**Written problem:**
Both ends included, set down the lines from the line containing "Output a JSON" through the last line of the records below, without pictures.

**Records for the exercise:**
------------------------------------
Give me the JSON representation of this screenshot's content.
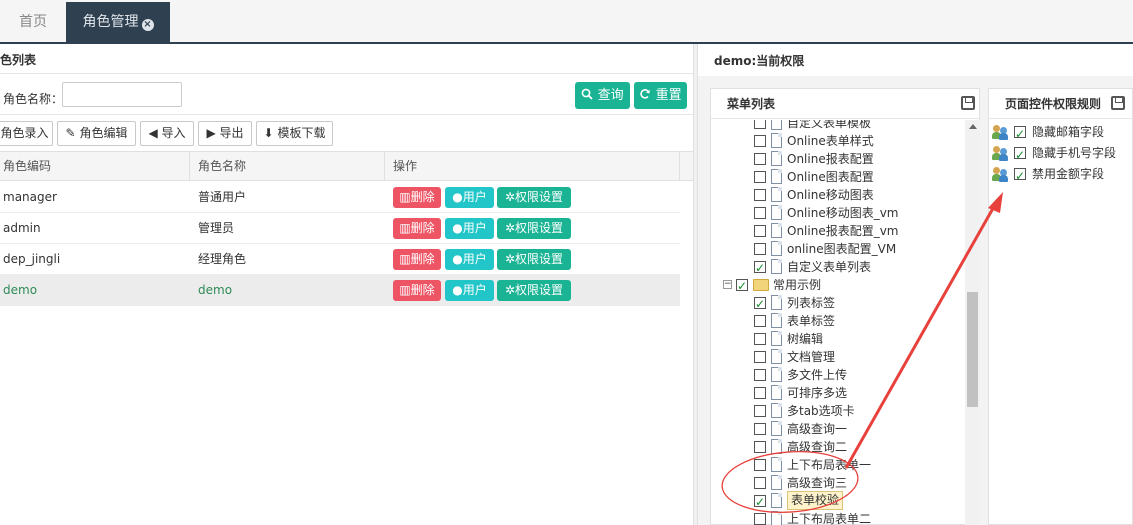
{
  "tabs": [
    {
      "label": "首页"
    },
    {
      "label": "角色管理",
      "close": "×"
    }
  ],
  "left": {
    "title": "色列表",
    "search_label": "角色名称：",
    "search_value": "",
    "query_label": "查询",
    "reset_label": "重置",
    "toolbar": [
      "角色录入",
      "角色编辑",
      "导入",
      "导出",
      "模板下载"
    ],
    "columns": [
      "角色编码",
      "角色名称",
      "操作"
    ],
    "rows": [
      {
        "code": "manager",
        "name": "普通用户"
      },
      {
        "code": "admin",
        "name": "管理员"
      },
      {
        "code": "dep_jingli",
        "name": "经理角色"
      },
      {
        "code": "demo",
        "name": "demo"
      }
    ],
    "row_actions": {
      "delete": "删除",
      "user": "用户",
      "perm": "权限设置"
    }
  },
  "right": {
    "title": "demo:当前权限",
    "menu_title": "菜单列表",
    "rules_title": "页面控件权限规则",
    "tree": [
      {
        "label": "自定义表单模板",
        "checked": false,
        "type": "file",
        "partial": true
      },
      {
        "label": "Online表单样式",
        "checked": false,
        "type": "file"
      },
      {
        "label": "Online报表配置",
        "checked": false,
        "type": "file"
      },
      {
        "label": "Online图表配置",
        "checked": false,
        "type": "file"
      },
      {
        "label": "Online移动图表",
        "checked": false,
        "type": "file"
      },
      {
        "label": "Online移动图表_vm",
        "checked": false,
        "type": "file"
      },
      {
        "label": "Online报表配置_vm",
        "checked": false,
        "type": "file"
      },
      {
        "label": "online图表配置_VM",
        "checked": false,
        "type": "file"
      },
      {
        "label": "自定义表单列表",
        "checked": true,
        "type": "file"
      },
      {
        "label": "常用示例",
        "checked": true,
        "type": "folder"
      },
      {
        "label": "列表标签",
        "checked": true,
        "type": "file"
      },
      {
        "label": "表单标签",
        "checked": false,
        "type": "file"
      },
      {
        "label": "树编辑",
        "checked": false,
        "type": "file"
      },
      {
        "label": "文档管理",
        "checked": false,
        "type": "file"
      },
      {
        "label": "多文件上传",
        "checked": false,
        "type": "file"
      },
      {
        "label": "可排序多选",
        "checked": false,
        "type": "file"
      },
      {
        "label": "多tab选项卡",
        "checked": false,
        "type": "file"
      },
      {
        "label": "高级查询一",
        "checked": false,
        "type": "file"
      },
      {
        "label": "高级查询二",
        "checked": false,
        "type": "file"
      },
      {
        "label": "上下布局表单一",
        "checked": false,
        "type": "file"
      },
      {
        "label": "高级查询三",
        "checked": false,
        "type": "file"
      },
      {
        "label": "表单校验",
        "checked": true,
        "type": "file",
        "highlight": true
      },
      {
        "label": "上下布局表单二",
        "checked": false,
        "type": "file"
      }
    ],
    "rules": [
      {
        "label": "隐藏邮箱字段",
        "checked": true
      },
      {
        "label": "隐藏手机号字段",
        "checked": true
      },
      {
        "label": "禁用金额字段",
        "checked": true
      }
    ]
  },
  "colors": {
    "primary": "#1ab394",
    "danger": "#ed5565",
    "info": "#23c6c8",
    "dark": "#2f4050",
    "annotation": "#e8413c"
  }
}
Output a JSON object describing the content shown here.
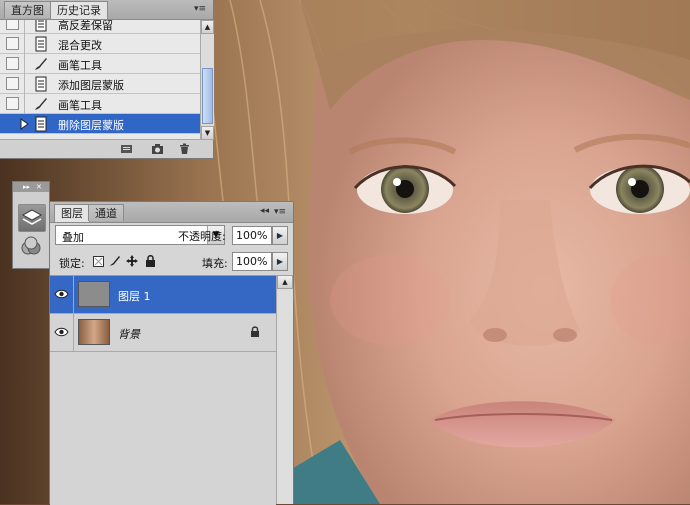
{
  "history_panel": {
    "tabs": [
      "直方图",
      "历史记录"
    ],
    "active_tab": 1,
    "items": [
      {
        "label": "高反差保留",
        "icon": "document-icon"
      },
      {
        "label": "混合更改",
        "icon": "document-icon"
      },
      {
        "label": "画笔工具",
        "icon": "brush-icon"
      },
      {
        "label": "添加图层蒙版",
        "icon": "document-icon"
      },
      {
        "label": "画笔工具",
        "icon": "brush-icon"
      },
      {
        "label": "删除图层蒙版",
        "icon": "document-icon"
      }
    ],
    "selected_index": 5
  },
  "layers_panel": {
    "tabs": [
      "图层",
      "通道"
    ],
    "active_tab": 0,
    "blend_mode": "叠加",
    "opacity_label": "不透明度:",
    "opacity_value": "100%",
    "lock_label": "锁定:",
    "fill_label": "填充:",
    "fill_value": "100%",
    "layers": [
      {
        "name": "图层 1",
        "selected": true
      },
      {
        "name": "背景",
        "selected": false,
        "locked": true
      }
    ]
  },
  "colors": {
    "selection": "#3066c6",
    "panel_bg": "#d6d6d6"
  }
}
------------------------------------
**Answer below:**
Output a JSON object describing the content shown here.
{
  "history_panel": {
    "tabs": [
      "直方图",
      "历史记录"
    ],
    "active_tab": 1,
    "items": [
      {
        "label": "高反差保留",
        "icon": "document-icon"
      },
      {
        "label": "混合更改",
        "icon": "document-icon"
      },
      {
        "label": "画笔工具",
        "icon": "brush-icon"
      },
      {
        "label": "添加图层蒙版",
        "icon": "document-icon"
      },
      {
        "label": "画笔工具",
        "icon": "brush-icon"
      },
      {
        "label": "删除图层蒙版",
        "icon": "document-icon"
      }
    ],
    "selected_index": 5
  },
  "layers_panel": {
    "tabs": [
      "图层",
      "通道"
    ],
    "active_tab": 0,
    "blend_mode": "叠加",
    "opacity_label": "不透明度:",
    "opacity_value": "100%",
    "lock_label": "锁定:",
    "fill_label": "填充:",
    "fill_value": "100%",
    "layers": [
      {
        "name": "图层 1",
        "selected": true
      },
      {
        "name": "背景",
        "selected": false,
        "locked": true
      }
    ]
  },
  "colors": {
    "selection": "#3066c6",
    "panel_bg": "#d6d6d6"
  }
}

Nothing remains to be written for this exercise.